Instructions for the task:
What is the number of lines that include the word "price"? Provide only that figure.

Raw records:
== == ==
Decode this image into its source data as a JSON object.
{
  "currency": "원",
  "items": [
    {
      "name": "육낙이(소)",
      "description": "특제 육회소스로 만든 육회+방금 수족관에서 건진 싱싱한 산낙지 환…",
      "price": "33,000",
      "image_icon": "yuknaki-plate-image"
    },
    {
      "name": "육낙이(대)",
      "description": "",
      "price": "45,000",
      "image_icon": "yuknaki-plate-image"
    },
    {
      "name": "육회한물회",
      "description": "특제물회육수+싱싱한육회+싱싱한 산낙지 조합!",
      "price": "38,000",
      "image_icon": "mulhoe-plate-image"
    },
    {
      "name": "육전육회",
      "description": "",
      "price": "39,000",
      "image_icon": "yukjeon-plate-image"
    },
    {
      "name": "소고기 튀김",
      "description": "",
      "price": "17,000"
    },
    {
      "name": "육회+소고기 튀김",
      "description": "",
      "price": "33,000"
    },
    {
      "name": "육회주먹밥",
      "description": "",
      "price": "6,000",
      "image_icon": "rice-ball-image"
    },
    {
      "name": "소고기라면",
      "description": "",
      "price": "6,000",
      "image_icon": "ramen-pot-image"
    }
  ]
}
== == ==
Answer to the task:
8